Take the lines from the one with "OCR this image." to the end of the listing, both ends included, and quote them exactly, leaving pictures out.

###

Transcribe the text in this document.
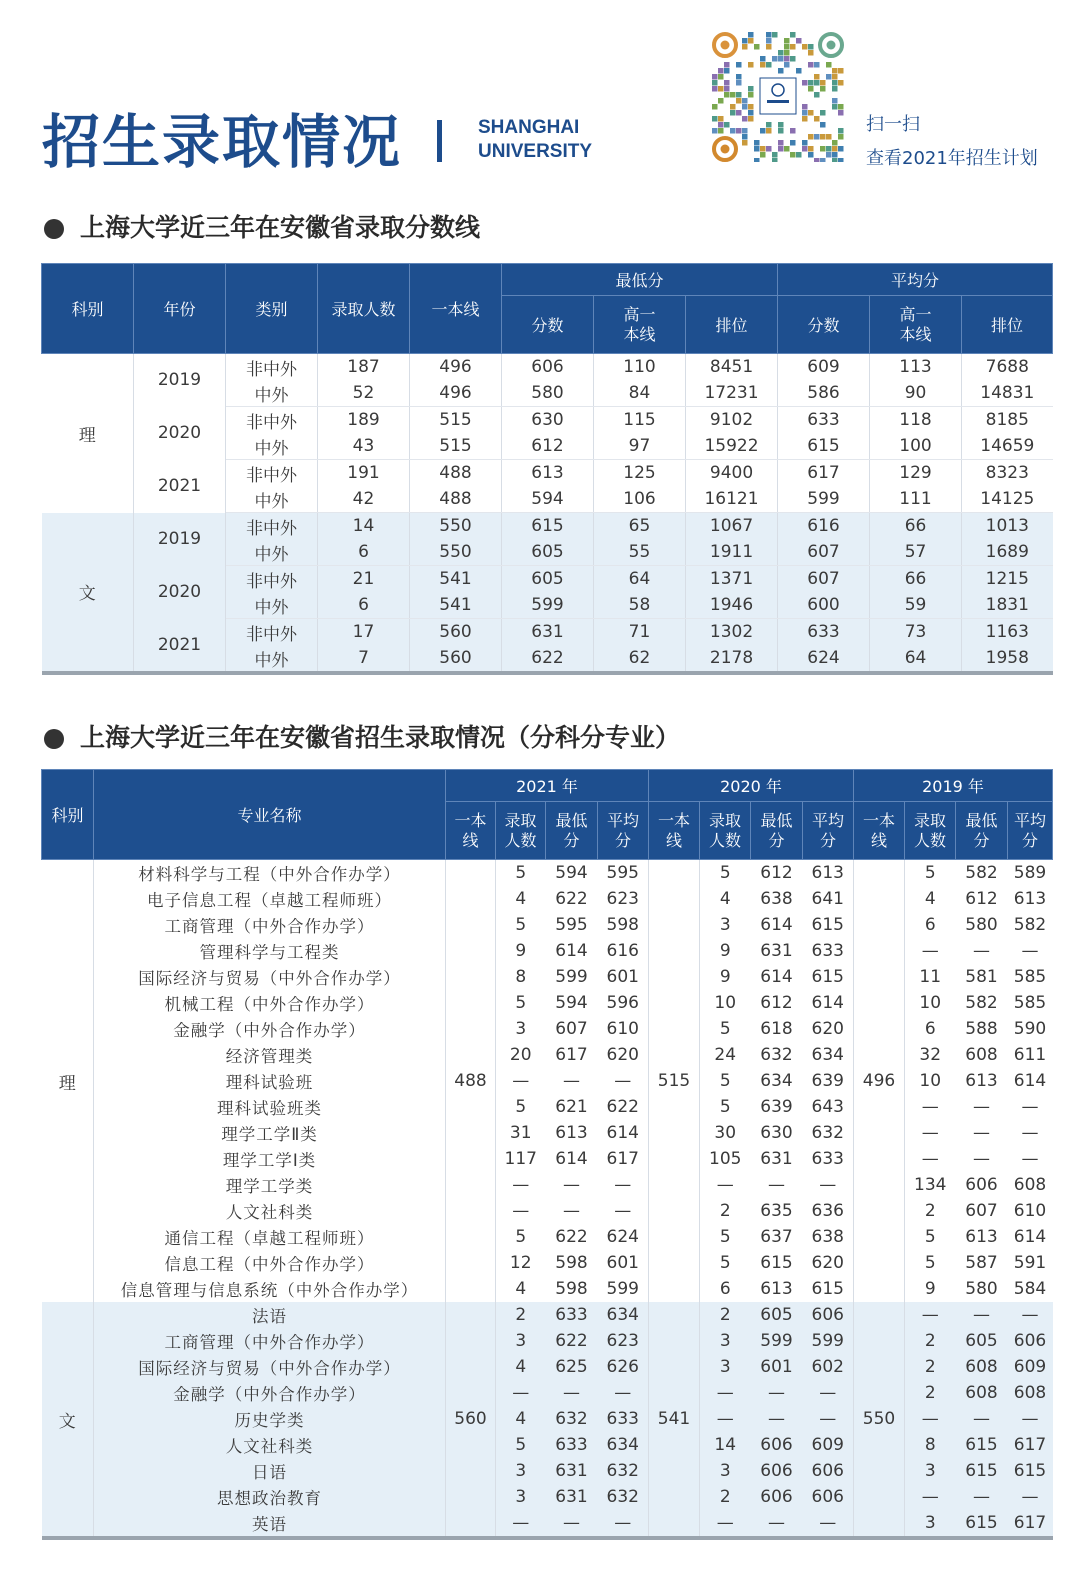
招生录取情况	SHANGHAI
UNIVERSITY
扫一扫
查看2021年招生计划
上海大学近三年在安徽省录取分数线
科别	年份	类别	录取人数	一本线	最低分			平均分		
					分数	高一本线	排位	分数	高一本线	排位
理	2019	非中外	187	496	606	110	8451	609	113	7688
		中外	52	496	580	84	17231	586	90	14831
	2020	非中外	189	515	630	115	9102	633	118	8185
		中外	43	515	612	97	15922	615	100	14659
	2021	非中外	191	488	613	125	9400	617	129	8323
		中外	42	488	594	106	16121	599	111	14125
文	2019	非中外	14	550	615	65	1067	616	66	1013
		中外	6	550	605	55	1911	607	57	1689
	2020	非中外	21	541	605	64	1371	607	66	1215
		中外	6	541	599	58	1946	600	59	1831
	2021	非中外	17	560	631	71	1302	633	73	1163
		中外	7	560	622	62	2178	624	64	1958
上海大学近三年在安徽省招生录取情况（分科分专业）
科别	专业名称	2021 年				2020 年				2019 年			
		一本线	录取人数	最低分	平均分	一本线	录取人数	最低分	平均分	一本线	录取人数	最低分	平均分
理	材料科学与工程（中外合作办学）	488	5	594	595	515	5	612	613	496	5	582	589
	电子信息工程（卓越工程师班）		4	622	623		4	638	641		4	612	613
	工商管理（中外合作办学）		5	595	598		3	614	615		6	580	582
	管理科学与工程类		9	614	616		9	631	633		—	—	—
	国际经济与贸易（中外合作办学）		8	599	601		9	614	615		11	581	585
	机械工程（中外合作办学）		5	594	596		10	612	614		10	582	585
	金融学（中外合作办学）		3	607	610		5	618	620		6	588	590
	经济管理类		20	617	620		24	632	634		32	608	611
	理科试验班		—	—	—		5	634	639		10	613	614
	理科试验班类		5	621	622		5	639	643		—	—	—
	理学工学Ⅱ类		31	613	614		30	630	632		—	—	—
	理学工学Ⅰ类		117	614	617		105	631	633		—	—	—
	理学工学类		—	—	—		—	—	—		134	606	608
	人文社科类		—	—	—		2	635	636		2	607	610
	通信工程（卓越工程师班）		5	622	624		5	637	638		5	613	614
	信息工程（中外合作办学）		12	598	601		5	615	620		5	587	591
	信息管理与信息系统（中外合作办学）		4	598	599		6	613	615		9	580	584
文	法语	560	2	633	634	541	2	605	606	550	—	—	—
	工商管理（中外合作办学）		3	622	623		3	599	599		2	605	606
	国际经济与贸易（中外合作办学）		4	625	626		3	601	602		2	608	609
	金融学（中外合作办学）		—	—	—		—	—	—		2	608	608
	历史学类		4	632	633		—	—	—		—	—	—
	人文社科类		5	633	634		14	606	609		8	615	617
	日语		3	631	632		3	606	606		3	615	615
	思想政治教育		3	631	632		2	606	606		—	—	—
	英语		—	—	—		—	—	—		3	615	617
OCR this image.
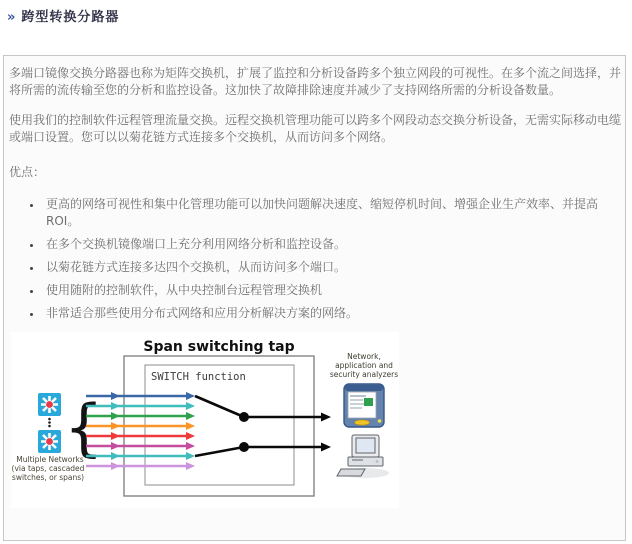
» 跨型转换分路器
多端口镜像交换分路器也称为矩阵交换机，扩展了监控和分析设备跨多个独立网段的可视性。在多个流之间选择，并将所需的流传输至您的分析和监控设备。这加快了故障排除速度并减少了支持网络所需的分析设备数量。
使用我们的控制软件远程管理流量交换。远程交换机管理功能可以跨多个网段动态交换分析设备，无需实际移动电缆或端口设置。您可以以菊花链方式连接多个交换机，从而访问多个网络。
优点：
• 更高的网络可视性和集中化管理功能可以加快问题解决速度、缩短停机时间、增强企业生产效率、并提高ROI。
• 在多个交换机镜像端口上充分利用网络分析和监控设备。
• 以菊花链方式连接多达四个交换机，从而访问多个端口。
• 使用随附的控制软件，从中央控制台远程管理交换机
• 非常适合那些使用分布式网络和应用分析解决方案的网络。
Span switching tap
SWITCH function
{
Network,
application and
security analyzers
Multiple Networks
(via taps, cascaded
switches, or spans)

###

**THE OUTPUT:**
OCR this image.
» 跨型转换分路器
多端口镜像交换分路器也称为矩阵交换机，扩展了监控和分析设备跨多个独立网段的可视性。在多个流之间选择，并将所需的流传输至您的分析和监控设备。这加快了故障排除速度并减少了支持网络所需的分析设备数量。
使用我们的控制软件远程管理流量交换。远程交换机管理功能可以跨多个网段动态交换分析设备，无需实际移动电缆或端口设置。您可以以菊花链方式连接多个交换机，从而访问多个网络。
优点：
• 更高的网络可视性和集中化管理功能可以加快问题解决速度、缩短停机时间、增强企业生产效率、并提高ROI。
• 在多个交换机镜像端口上充分利用网络分析和监控设备。
• 以菊花链方式连接多达四个交换机，从而访问多个端口。
• 使用随附的控制软件，从中央控制台远程管理交换机
• 非常适合那些使用分布式网络和应用分析解决方案的网络。
Span switching tap
SWITCH function
{
Network,
application and
security analyzers
Multiple Networks
(via taps, cascaded
switches, or spans)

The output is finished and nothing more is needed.